▶ _What you are asked to do_
Your task is to copy each line that has the word "JSON".

Excerpts from a figure dataset

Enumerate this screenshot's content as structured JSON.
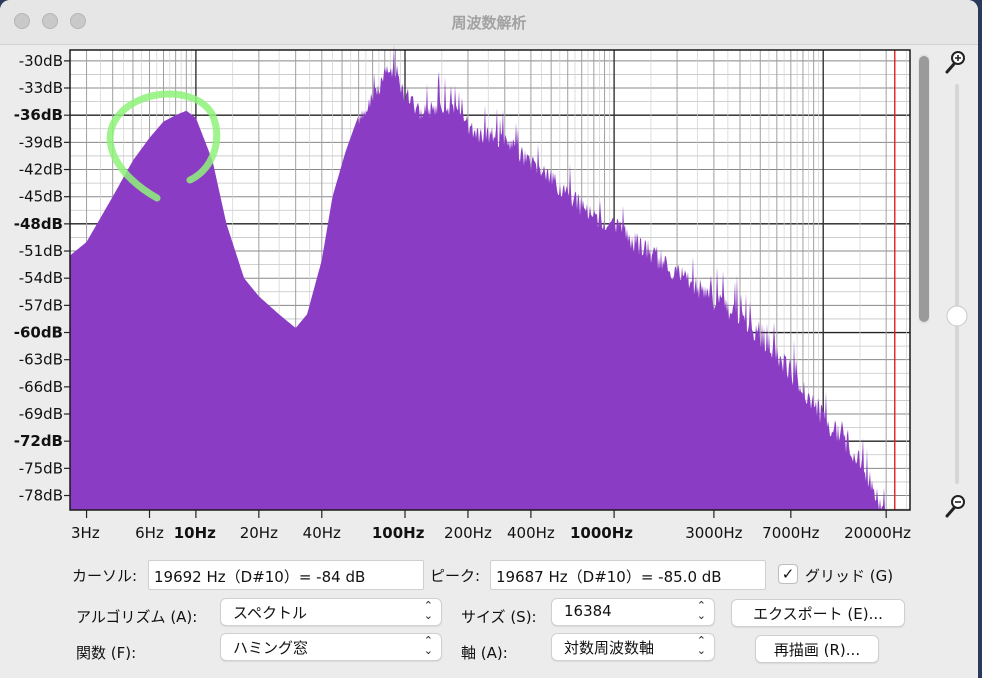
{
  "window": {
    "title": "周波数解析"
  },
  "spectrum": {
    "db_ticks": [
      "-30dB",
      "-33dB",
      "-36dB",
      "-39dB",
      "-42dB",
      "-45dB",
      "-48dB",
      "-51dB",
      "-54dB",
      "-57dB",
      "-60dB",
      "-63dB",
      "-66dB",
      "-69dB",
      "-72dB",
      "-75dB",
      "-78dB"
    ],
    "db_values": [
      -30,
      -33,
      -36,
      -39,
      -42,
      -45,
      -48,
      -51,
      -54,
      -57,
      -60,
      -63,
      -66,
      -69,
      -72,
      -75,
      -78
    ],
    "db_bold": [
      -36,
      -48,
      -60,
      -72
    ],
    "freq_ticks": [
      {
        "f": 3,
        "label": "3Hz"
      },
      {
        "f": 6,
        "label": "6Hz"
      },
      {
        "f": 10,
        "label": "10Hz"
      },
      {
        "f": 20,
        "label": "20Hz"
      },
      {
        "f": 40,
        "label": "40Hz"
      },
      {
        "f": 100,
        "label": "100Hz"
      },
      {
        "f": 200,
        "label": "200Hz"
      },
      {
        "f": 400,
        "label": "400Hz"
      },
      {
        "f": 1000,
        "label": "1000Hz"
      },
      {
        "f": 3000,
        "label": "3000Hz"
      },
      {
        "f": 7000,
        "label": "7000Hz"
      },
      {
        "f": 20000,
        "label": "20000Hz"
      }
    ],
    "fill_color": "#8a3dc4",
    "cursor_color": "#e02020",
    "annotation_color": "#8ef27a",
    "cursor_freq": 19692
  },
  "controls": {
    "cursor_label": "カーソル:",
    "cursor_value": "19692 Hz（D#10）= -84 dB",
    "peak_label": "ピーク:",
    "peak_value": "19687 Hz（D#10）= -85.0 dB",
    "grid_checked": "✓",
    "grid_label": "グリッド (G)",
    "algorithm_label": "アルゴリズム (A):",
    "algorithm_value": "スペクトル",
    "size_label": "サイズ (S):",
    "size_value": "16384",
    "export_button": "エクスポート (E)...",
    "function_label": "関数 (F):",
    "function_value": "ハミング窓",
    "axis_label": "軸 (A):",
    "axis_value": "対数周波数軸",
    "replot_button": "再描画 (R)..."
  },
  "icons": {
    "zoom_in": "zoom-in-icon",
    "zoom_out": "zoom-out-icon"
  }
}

...

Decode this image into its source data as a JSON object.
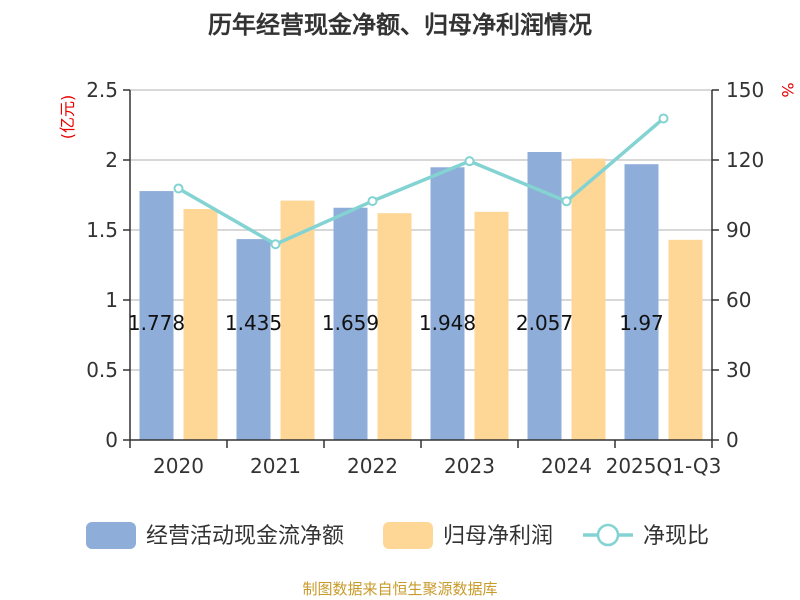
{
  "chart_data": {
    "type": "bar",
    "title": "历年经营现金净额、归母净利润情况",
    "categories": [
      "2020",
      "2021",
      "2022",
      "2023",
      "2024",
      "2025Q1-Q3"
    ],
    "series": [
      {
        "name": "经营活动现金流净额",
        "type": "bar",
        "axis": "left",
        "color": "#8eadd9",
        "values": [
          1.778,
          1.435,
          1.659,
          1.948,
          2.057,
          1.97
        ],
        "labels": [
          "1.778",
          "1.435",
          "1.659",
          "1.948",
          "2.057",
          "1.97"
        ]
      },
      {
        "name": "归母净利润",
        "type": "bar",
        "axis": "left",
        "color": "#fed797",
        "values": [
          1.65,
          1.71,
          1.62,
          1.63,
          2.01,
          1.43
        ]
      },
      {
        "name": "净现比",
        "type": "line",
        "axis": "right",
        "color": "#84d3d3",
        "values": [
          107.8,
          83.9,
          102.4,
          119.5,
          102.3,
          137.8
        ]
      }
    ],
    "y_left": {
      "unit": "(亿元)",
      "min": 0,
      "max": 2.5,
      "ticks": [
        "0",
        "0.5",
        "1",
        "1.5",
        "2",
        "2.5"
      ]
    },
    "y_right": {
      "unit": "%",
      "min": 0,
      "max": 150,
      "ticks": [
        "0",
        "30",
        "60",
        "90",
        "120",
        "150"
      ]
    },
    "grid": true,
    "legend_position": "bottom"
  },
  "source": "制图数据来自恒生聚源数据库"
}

▶ _Solved exercise_
Enumerate this screenshot's content as structured JSON.
Decode this image into its source data as a JSON object.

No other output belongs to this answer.